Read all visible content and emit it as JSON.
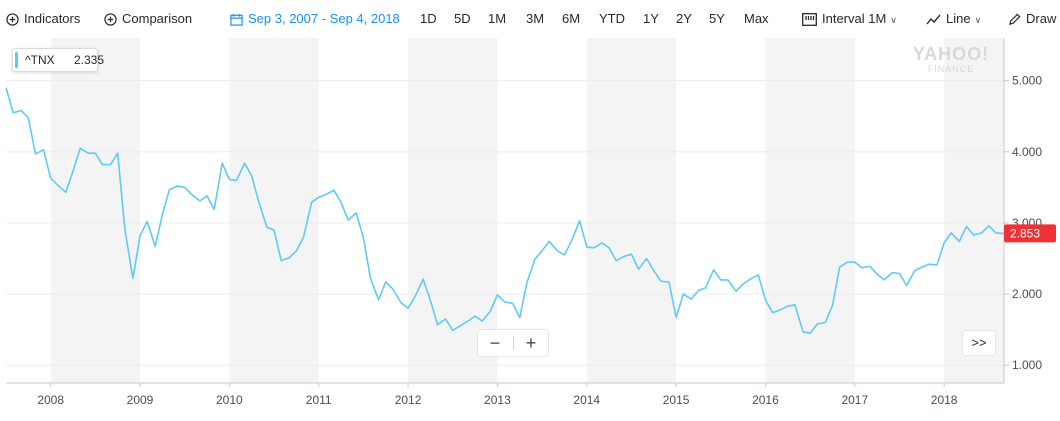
{
  "toolbar": {
    "indicators_label": "Indicators",
    "comparison_label": "Comparison",
    "date_range": "Sep 3, 2007 - Sep 4, 2018",
    "ranges": [
      "1D",
      "5D",
      "1M",
      "3M",
      "6M",
      "YTD",
      "1Y",
      "2Y",
      "5Y",
      "Max"
    ],
    "interval_label": "Interval",
    "interval_value": "1M",
    "chart_type_label": "Line",
    "draw_label": "Draw"
  },
  "tooltip": {
    "symbol": "^TNX",
    "value": "2.335"
  },
  "watermark": {
    "line1": "YAHOO!",
    "line2": "FINANCE"
  },
  "zoom": {
    "minus": "−",
    "plus": "+"
  },
  "next_label": ">>",
  "colors": {
    "line": "#5ecbf5",
    "accent": "#188fff",
    "price_tag": "#ee3338",
    "band": "#f4f4f4"
  },
  "chart_data": {
    "type": "line",
    "title": "",
    "xlabel": "",
    "ylabel": "",
    "x_range": [
      2007.5,
      2018.67
    ],
    "ylim": [
      0.75,
      5.6
    ],
    "x_ticks": [
      "2008",
      "2009",
      "2010",
      "2011",
      "2012",
      "2013",
      "2014",
      "2015",
      "2016",
      "2017",
      "2018"
    ],
    "y_ticks": [
      "1.000",
      "2.000",
      "3.000",
      "4.000",
      "5.000"
    ],
    "last_price": "2.853",
    "legend": "none",
    "grid": "horizontal",
    "series": [
      {
        "x": [
          2007.5,
          2007.58,
          2007.67,
          2007.75,
          2007.83,
          2007.92,
          2008.0,
          2008.08,
          2008.17,
          2008.25,
          2008.33,
          2008.42,
          2008.5,
          2008.58,
          2008.67,
          2008.75,
          2008.83,
          2008.92,
          2009.0,
          2009.08,
          2009.17,
          2009.25,
          2009.33,
          2009.42,
          2009.5,
          2009.58,
          2009.67,
          2009.75,
          2009.83,
          2009.92,
          2010.0,
          2010.08,
          2010.17,
          2010.25,
          2010.33,
          2010.42,
          2010.5,
          2010.58,
          2010.67,
          2010.75,
          2010.83,
          2010.92,
          2011.0,
          2011.08,
          2011.17,
          2011.25,
          2011.33,
          2011.42,
          2011.5,
          2011.58,
          2011.67,
          2011.75,
          2011.83,
          2011.92,
          2012.0,
          2012.08,
          2012.17,
          2012.25,
          2012.33,
          2012.42,
          2012.5,
          2012.58,
          2012.67,
          2012.75,
          2012.83,
          2012.92,
          2013.0,
          2013.08,
          2013.17,
          2013.25,
          2013.33,
          2013.42,
          2013.5,
          2013.58,
          2013.67,
          2013.75,
          2013.83,
          2013.92,
          2014.0,
          2014.08,
          2014.17,
          2014.25,
          2014.33,
          2014.42,
          2014.5,
          2014.58,
          2014.67,
          2014.75,
          2014.83,
          2014.92,
          2015.0,
          2015.08,
          2015.17,
          2015.25,
          2015.33,
          2015.42,
          2015.5,
          2015.58,
          2015.67,
          2015.75,
          2015.83,
          2015.92,
          2016.0,
          2016.08,
          2016.17,
          2016.25,
          2016.33,
          2016.42,
          2016.5,
          2016.58,
          2016.67,
          2016.75,
          2016.83,
          2016.92,
          2017.0,
          2017.08,
          2017.17,
          2017.25,
          2017.33,
          2017.42,
          2017.5,
          2017.58,
          2017.67,
          2017.75,
          2017.83,
          2017.92,
          2018.0,
          2018.08,
          2018.17,
          2018.25,
          2018.33,
          2018.42,
          2018.5,
          2018.58,
          2018.67
        ],
        "values": [
          4.9,
          4.55,
          4.58,
          4.48,
          3.97,
          4.03,
          3.63,
          3.53,
          3.43,
          3.73,
          4.05,
          3.98,
          3.98,
          3.82,
          3.82,
          3.98,
          2.92,
          2.22,
          2.82,
          3.02,
          2.67,
          3.12,
          3.47,
          3.52,
          3.5,
          3.4,
          3.31,
          3.38,
          3.19,
          3.84,
          3.61,
          3.6,
          3.84,
          3.66,
          3.29,
          2.94,
          2.9,
          2.47,
          2.51,
          2.61,
          2.8,
          3.29,
          3.36,
          3.4,
          3.46,
          3.29,
          3.04,
          3.14,
          2.79,
          2.22,
          1.92,
          2.17,
          2.07,
          1.88,
          1.8,
          1.97,
          2.21,
          1.91,
          1.57,
          1.65,
          1.49,
          1.55,
          1.62,
          1.69,
          1.62,
          1.76,
          1.99,
          1.89,
          1.87,
          1.67,
          2.16,
          2.49,
          2.61,
          2.74,
          2.61,
          2.55,
          2.75,
          3.03,
          2.66,
          2.65,
          2.72,
          2.65,
          2.47,
          2.53,
          2.56,
          2.35,
          2.5,
          2.33,
          2.18,
          2.17,
          1.67,
          2.0,
          1.93,
          2.05,
          2.09,
          2.34,
          2.2,
          2.2,
          2.04,
          2.14,
          2.21,
          2.27,
          1.92,
          1.74,
          1.78,
          1.83,
          1.85,
          1.47,
          1.45,
          1.58,
          1.6,
          1.84,
          2.38,
          2.45,
          2.45,
          2.37,
          2.39,
          2.28,
          2.2,
          2.3,
          2.29,
          2.12,
          2.33,
          2.38,
          2.42,
          2.41,
          2.72,
          2.86,
          2.74,
          2.95,
          2.83,
          2.86,
          2.96,
          2.86,
          2.85
        ]
      }
    ]
  }
}
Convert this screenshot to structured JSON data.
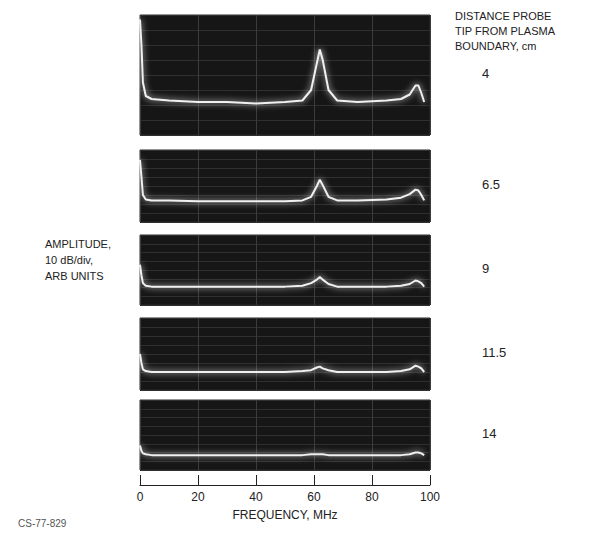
{
  "chart_data": [
    {
      "type": "line",
      "title": "4",
      "color": "#f0f0f0",
      "x": [
        0,
        0.5,
        1,
        2,
        4,
        10,
        20,
        30,
        40,
        50,
        56,
        59,
        61,
        62,
        63,
        65,
        68,
        75,
        85,
        90,
        93,
        95,
        96,
        97,
        98
      ],
      "values": [
        77,
        60,
        35,
        26,
        24,
        23,
        22,
        22,
        21,
        22,
        23,
        30,
        48,
        57,
        50,
        30,
        23,
        22,
        23,
        24,
        27,
        33,
        33,
        28,
        22
      ],
      "xlim": [
        0,
        100
      ],
      "xticks": [
        0,
        20,
        40,
        60,
        80,
        100
      ],
      "ylim": [
        0,
        80
      ],
      "yticks": [
        0,
        10,
        20,
        30,
        40,
        50,
        60,
        70,
        80
      ],
      "grid": true,
      "tick_labels": false
    },
    {
      "type": "line",
      "title": "6.5",
      "color": "#f0f0f0",
      "x": [
        0,
        0.5,
        1,
        2,
        4,
        10,
        20,
        30,
        40,
        50,
        56,
        59,
        61,
        62,
        63,
        65,
        68,
        75,
        85,
        90,
        93,
        95,
        96,
        97,
        98
      ],
      "values": [
        69,
        50,
        30,
        25,
        24,
        24,
        23,
        23,
        23,
        23,
        24,
        28,
        40,
        47,
        41,
        28,
        24,
        24,
        25,
        27,
        31,
        36,
        35,
        30,
        24
      ],
      "xlim": [
        0,
        100
      ],
      "xticks": [
        0,
        20,
        40,
        60,
        80,
        100
      ],
      "ylim": [
        0,
        80
      ],
      "yticks": [
        0,
        10,
        20,
        30,
        40,
        50,
        60,
        70,
        80
      ],
      "grid": true,
      "tick_labels": false
    },
    {
      "type": "line",
      "title": "9",
      "color": "#f0f0f0",
      "x": [
        0,
        0.5,
        1,
        2,
        4,
        10,
        20,
        30,
        40,
        50,
        56,
        59,
        61,
        62,
        63,
        65,
        68,
        75,
        85,
        90,
        93,
        95,
        96,
        97,
        98
      ],
      "values": [
        46,
        34,
        25,
        22,
        21,
        21,
        21,
        21,
        21,
        21,
        22,
        25,
        29,
        32,
        29,
        24,
        21,
        21,
        21,
        22,
        24,
        28,
        27,
        25,
        21
      ],
      "xlim": [
        0,
        100
      ],
      "xticks": [
        0,
        20,
        40,
        60,
        80,
        100
      ],
      "ylim": [
        0,
        80
      ],
      "yticks": [
        0,
        10,
        20,
        30,
        40,
        50,
        60,
        70,
        80
      ],
      "grid": true,
      "tick_labels": false
    },
    {
      "type": "line",
      "title": "11.5",
      "color": "#f0f0f0",
      "x": [
        0,
        0.5,
        1,
        2,
        4,
        10,
        20,
        30,
        40,
        50,
        56,
        59,
        61,
        62,
        63,
        65,
        68,
        75,
        85,
        90,
        93,
        95,
        96,
        97,
        98
      ],
      "values": [
        40,
        30,
        23,
        21,
        20,
        20,
        20,
        20,
        20,
        20,
        21,
        22,
        25,
        26,
        24,
        22,
        20,
        20,
        20,
        21,
        23,
        27,
        26,
        24,
        20
      ],
      "xlim": [
        0,
        100
      ],
      "xticks": [
        0,
        20,
        40,
        60,
        80,
        100
      ],
      "ylim": [
        0,
        80
      ],
      "yticks": [
        0,
        10,
        20,
        30,
        40,
        50,
        60,
        70,
        80
      ],
      "grid": true,
      "tick_labels": false
    },
    {
      "type": "line",
      "title": "14",
      "color": "#f0f0f0",
      "xlabel": "FREQUENCY, MHz",
      "x": [
        0,
        0.5,
        1,
        2,
        4,
        10,
        20,
        30,
        40,
        50,
        56,
        59,
        61,
        62,
        63,
        65,
        68,
        75,
        85,
        90,
        93,
        95,
        96,
        97,
        98
      ],
      "values": [
        28,
        22,
        19,
        18,
        17,
        17,
        17,
        17,
        17,
        17,
        17,
        18,
        18,
        18,
        18,
        17,
        17,
        17,
        17,
        17,
        18,
        20,
        20,
        19,
        17
      ],
      "xlim": [
        0,
        100
      ],
      "xticks": [
        0,
        20,
        40,
        60,
        80,
        100
      ],
      "ylim": [
        0,
        80
      ],
      "yticks": [
        0,
        10,
        20,
        30,
        40,
        50,
        60,
        70,
        80
      ],
      "grid": true,
      "tick_labels": "x"
    }
  ],
  "figure": {
    "ylabel": "AMPLITUDE, 10 dB/div, ARB UNITS",
    "panel_label_header": "DISTANCE PROBE TIP FROM PLASMA BOUNDARY, cm",
    "figure_id": "CS-77-829"
  }
}
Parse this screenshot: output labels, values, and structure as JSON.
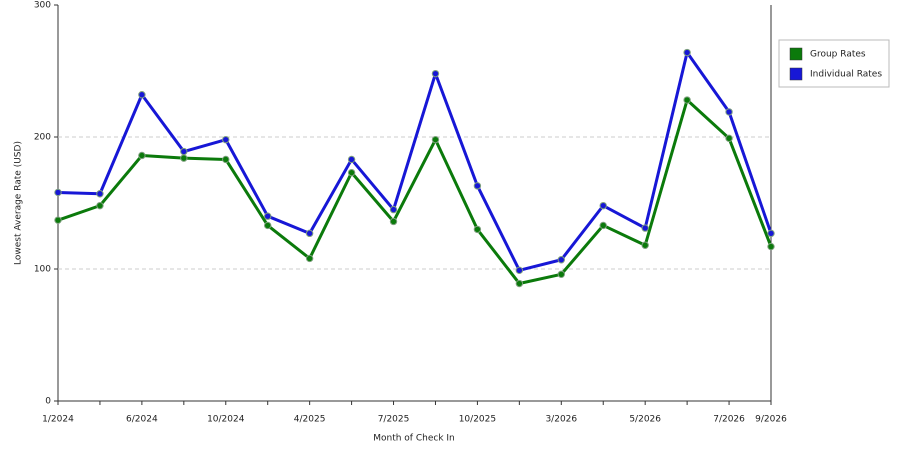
{
  "chart_data": {
    "type": "line",
    "x_label": "Month of Check In",
    "y_label": "Lowest Average Rate (USD)",
    "categories": [
      "1/2024",
      null,
      "6/2024",
      null,
      "10/2024",
      null,
      "4/2025",
      null,
      "7/2025",
      null,
      "10/2025",
      null,
      "3/2026",
      null,
      "5/2026",
      null,
      "7/2026",
      "9/2026"
    ],
    "series": [
      {
        "name": "Group Rates",
        "color": "#0b7a0b",
        "values": [
          137,
          148,
          186,
          184,
          183,
          133,
          108,
          173,
          136,
          198,
          130,
          89,
          96,
          133,
          118,
          228,
          199,
          117
        ]
      },
      {
        "name": "Individual Rates",
        "color": "#1717d6",
        "values": [
          158,
          157,
          232,
          189,
          198,
          140,
          127,
          183,
          145,
          248,
          163,
          99,
          107,
          148,
          131,
          264,
          219,
          127
        ]
      }
    ],
    "ylim": [
      0,
      300
    ],
    "yticks": [
      0,
      100,
      200,
      300
    ],
    "grid": true,
    "legend": "right"
  }
}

══════════════════════════════

> Objective
Select, from the listing, all lines that include the word "name".

> Solution below
        "name": "Group Rates",
        "name": "Individual Rates",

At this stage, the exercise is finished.